- [EXERCISE DETAILS]
Restate the entries below word for word, omitting nothing.

Stored data entries
——————————

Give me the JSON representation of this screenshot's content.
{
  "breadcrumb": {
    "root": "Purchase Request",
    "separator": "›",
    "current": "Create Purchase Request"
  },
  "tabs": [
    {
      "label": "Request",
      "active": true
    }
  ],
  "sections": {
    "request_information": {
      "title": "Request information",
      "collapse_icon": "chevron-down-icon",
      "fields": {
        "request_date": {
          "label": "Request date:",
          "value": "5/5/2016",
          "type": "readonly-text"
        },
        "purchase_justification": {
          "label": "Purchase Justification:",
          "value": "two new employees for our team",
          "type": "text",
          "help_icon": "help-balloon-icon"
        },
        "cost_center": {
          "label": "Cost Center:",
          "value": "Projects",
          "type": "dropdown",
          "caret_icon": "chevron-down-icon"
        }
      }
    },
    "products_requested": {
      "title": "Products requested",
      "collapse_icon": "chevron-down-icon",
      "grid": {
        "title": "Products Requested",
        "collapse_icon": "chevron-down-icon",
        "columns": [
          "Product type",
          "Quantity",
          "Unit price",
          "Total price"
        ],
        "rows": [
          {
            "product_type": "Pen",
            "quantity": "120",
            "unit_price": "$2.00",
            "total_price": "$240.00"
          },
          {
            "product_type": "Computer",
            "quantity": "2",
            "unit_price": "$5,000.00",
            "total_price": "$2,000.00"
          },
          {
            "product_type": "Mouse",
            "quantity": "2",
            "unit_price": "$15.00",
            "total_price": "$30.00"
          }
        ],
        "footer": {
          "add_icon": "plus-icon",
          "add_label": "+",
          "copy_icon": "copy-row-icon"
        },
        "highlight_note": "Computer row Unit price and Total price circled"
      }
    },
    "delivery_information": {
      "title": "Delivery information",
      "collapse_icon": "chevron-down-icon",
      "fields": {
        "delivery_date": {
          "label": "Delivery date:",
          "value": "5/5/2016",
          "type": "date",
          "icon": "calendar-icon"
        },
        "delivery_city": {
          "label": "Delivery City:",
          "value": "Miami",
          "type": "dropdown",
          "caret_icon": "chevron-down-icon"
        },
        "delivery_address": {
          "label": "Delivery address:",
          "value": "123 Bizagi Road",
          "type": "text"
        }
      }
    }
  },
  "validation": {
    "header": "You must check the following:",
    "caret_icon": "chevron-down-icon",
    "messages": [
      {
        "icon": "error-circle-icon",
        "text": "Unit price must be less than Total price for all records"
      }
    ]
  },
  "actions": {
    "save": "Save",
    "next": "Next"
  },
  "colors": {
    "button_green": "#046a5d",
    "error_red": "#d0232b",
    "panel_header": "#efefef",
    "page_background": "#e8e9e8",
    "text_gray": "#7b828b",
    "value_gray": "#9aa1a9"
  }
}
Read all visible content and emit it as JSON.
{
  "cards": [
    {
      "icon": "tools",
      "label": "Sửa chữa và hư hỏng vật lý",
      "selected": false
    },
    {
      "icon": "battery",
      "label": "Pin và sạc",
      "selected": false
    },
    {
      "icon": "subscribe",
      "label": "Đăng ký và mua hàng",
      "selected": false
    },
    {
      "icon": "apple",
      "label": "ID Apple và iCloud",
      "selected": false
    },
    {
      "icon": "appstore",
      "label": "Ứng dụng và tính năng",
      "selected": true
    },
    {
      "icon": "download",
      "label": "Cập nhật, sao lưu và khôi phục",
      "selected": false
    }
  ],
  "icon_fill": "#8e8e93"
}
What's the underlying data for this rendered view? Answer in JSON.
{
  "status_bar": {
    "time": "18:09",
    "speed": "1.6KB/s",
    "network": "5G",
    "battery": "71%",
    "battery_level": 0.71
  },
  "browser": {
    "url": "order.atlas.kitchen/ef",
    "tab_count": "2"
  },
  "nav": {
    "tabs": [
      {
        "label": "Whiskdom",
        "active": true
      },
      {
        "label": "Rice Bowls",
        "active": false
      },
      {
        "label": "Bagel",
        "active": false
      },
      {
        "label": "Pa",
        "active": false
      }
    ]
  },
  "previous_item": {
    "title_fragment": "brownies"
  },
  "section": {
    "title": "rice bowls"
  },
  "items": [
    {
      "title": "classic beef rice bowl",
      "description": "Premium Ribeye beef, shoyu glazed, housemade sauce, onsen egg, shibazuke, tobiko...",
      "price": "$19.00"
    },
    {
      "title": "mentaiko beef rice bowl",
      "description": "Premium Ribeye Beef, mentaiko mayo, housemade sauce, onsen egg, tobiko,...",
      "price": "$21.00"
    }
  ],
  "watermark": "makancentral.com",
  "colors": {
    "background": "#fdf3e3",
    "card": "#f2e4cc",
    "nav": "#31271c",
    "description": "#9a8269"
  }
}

——————————

- [THE OUTPUT]
Give me the JSON representation of this screenshot's content.
{
  "breadcrumb": {
    "root": "Purchase Request",
    "separator": "›",
    "current": "Create Purchase Request"
  },
  "tabs": [
    {
      "label": "Request",
      "active": true
    }
  ],
  "sections": {
    "request_information": {
      "title": "Request information",
      "collapse_icon": "chevron-down-icon",
      "fields": {
        "request_date": {
          "label": "Request date:",
          "value": "5/5/2016",
          "type": "readonly-text"
        },
        "purchase_justification": {
          "label": "Purchase Justification:",
          "value": "two new employees for our team",
          "type": "text",
          "help_icon": "help-balloon-icon"
        },
        "cost_center": {
          "label": "Cost Center:",
          "value": "Projects",
          "type": "dropdown",
          "caret_icon": "chevron-down-icon"
        }
      }
    },
    "products_requested": {
      "title": "Products requested",
      "collapse_icon": "chevron-down-icon",
      "grid": {
        "title": "Products Requested",
        "collapse_icon": "chevron-down-icon",
        "columns": [
          "Product type",
          "Quantity",
          "Unit price",
          "Total price"
        ],
        "rows": [
          {
            "product_type": "Pen",
            "quantity": "120",
            "unit_price": "$2.00",
            "total_price": "$240.00"
          },
          {
            "product_type": "Computer",
            "quantity": "2",
            "unit_price": "$5,000.00",
            "total_price": "$2,000.00"
          },
          {
            "product_type": "Mouse",
            "quantity": "2",
            "unit_price": "$15.00",
            "total_price": "$30.00"
          }
        ],
        "footer": {
          "add_icon": "plus-icon",
          "add_label": "+",
          "copy_icon": "copy-row-icon"
        },
        "highlight_note": "Computer row Unit price and Total price circled"
      }
    },
    "delivery_information": {
      "title": "Delivery information",
      "collapse_icon": "chevron-down-icon",
      "fields": {
        "delivery_date": {
          "label": "Delivery date:",
          "value": "5/5/2016",
          "type": "date",
          "icon": "calendar-icon"
        },
        "delivery_city": {
          "label": "Delivery City:",
          "value": "Miami",
          "type": "dropdown",
          "caret_icon": "chevron-down-icon"
        },
        "delivery_address": {
          "label": "Delivery address:",
          "value": "123 Bizagi Road",
          "type": "text"
        }
      }
    }
  },
  "validation": {
    "header": "You must check the following:",
    "caret_icon": "chevron-down-icon",
    "messages": [
      {
        "icon": "error-circle-icon",
        "text": "Unit price must be less than Total price for all records"
      }
    ]
  },
  "actions": {
    "save": "Save",
    "next": "Next"
  },
  "colors": {
    "button_green": "#046a5d",
    "error_red": "#d0232b",
    "panel_header": "#efefef",
    "page_background": "#e8e9e8",
    "text_gray": "#7b828b",
    "value_gray": "#9aa1a9"
  }
}
Read all visible content and emit it as JSON.
{
  "cards": [
    {
      "icon": "tools",
      "label": "Sửa chữa và hư hỏng vật lý",
      "selected": false
    },
    {
      "icon": "battery",
      "label": "Pin và sạc",
      "selected": false
    },
    {
      "icon": "subscribe",
      "label": "Đăng ký và mua hàng",
      "selected": false
    },
    {
      "icon": "apple",
      "label": "ID Apple và iCloud",
      "selected": false
    },
    {
      "icon": "appstore",
      "label": "Ứng dụng và tính năng",
      "selected": true
    },
    {
      "icon": "download",
      "label": "Cập nhật, sao lưu và khôi phục",
      "selected": false
    }
  ],
  "icon_fill": "#8e8e93"
}
What's the underlying data for this rendered view? Answer in JSON.
{
  "status_bar": {
    "time": "18:09",
    "speed": "1.6KB/s",
    "network": "5G",
    "battery": "71%",
    "battery_level": 0.71
  },
  "browser": {
    "url": "order.atlas.kitchen/ef",
    "tab_count": "2"
  },
  "nav": {
    "tabs": [
      {
        "label": "Whiskdom",
        "active": true
      },
      {
        "label": "Rice Bowls",
        "active": false
      },
      {
        "label": "Bagel",
        "active": false
      },
      {
        "label": "Pa",
        "active": false
      }
    ]
  },
  "previous_item": {
    "title_fragment": "brownies"
  },
  "section": {
    "title": "rice bowls"
  },
  "items": [
    {
      "title": "classic beef rice bowl",
      "description": "Premium Ribeye beef, shoyu glazed, housemade sauce, onsen egg, shibazuke, tobiko...",
      "price": "$19.00"
    },
    {
      "title": "mentaiko beef rice bowl",
      "description": "Premium Ribeye Beef, mentaiko mayo, housemade sauce, onsen egg, tobiko,...",
      "price": "$21.00"
    }
  ],
  "watermark": "makancentral.com",
  "colors": {
    "background": "#fdf3e3",
    "card": "#f2e4cc",
    "nav": "#31271c",
    "description": "#9a8269"
  }
}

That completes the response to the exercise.